RECORDS FOR THIS EXERCISE:

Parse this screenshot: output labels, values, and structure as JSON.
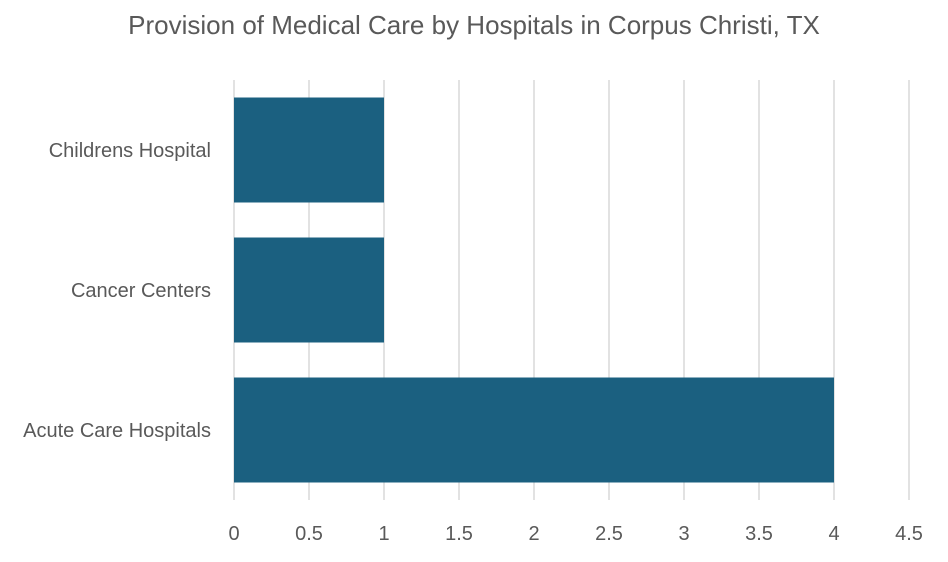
{
  "chart_data": {
    "type": "bar",
    "orientation": "horizontal",
    "title": "Provision of Medical Care by Hospitals in Corpus Christi, TX",
    "categories": [
      "Childrens Hospital",
      "Cancer Centers",
      "Acute Care Hospitals"
    ],
    "values": [
      1,
      1,
      4
    ],
    "xlim": [
      0,
      4.5
    ],
    "xticks": [
      "0",
      "0.5",
      "1",
      "1.5",
      "2",
      "2.5",
      "3",
      "3.5",
      "4",
      "4.5"
    ],
    "xlabel": "",
    "ylabel": "",
    "grid": "vertical",
    "legend": "none",
    "bar_color": "#1b6080",
    "grid_color": "#d9d9d9"
  }
}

WRITTEN PROBLEM:
All of the data needs repeating exactly, but the pictures do not.

TASK RESPONSE:
Parse this screenshot: output labels, values, and structure as JSON.
{
  "chart_data": {
    "type": "bar",
    "orientation": "horizontal",
    "title": "Provision of Medical Care by Hospitals in Corpus Christi, TX",
    "categories": [
      "Childrens Hospital",
      "Cancer Centers",
      "Acute Care Hospitals"
    ],
    "values": [
      1,
      1,
      4
    ],
    "xlim": [
      0,
      4.5
    ],
    "xticks": [
      "0",
      "0.5",
      "1",
      "1.5",
      "2",
      "2.5",
      "3",
      "3.5",
      "4",
      "4.5"
    ],
    "xlabel": "",
    "ylabel": "",
    "grid": "vertical",
    "legend": "none",
    "bar_color": "#1b6080",
    "grid_color": "#d9d9d9"
  }
}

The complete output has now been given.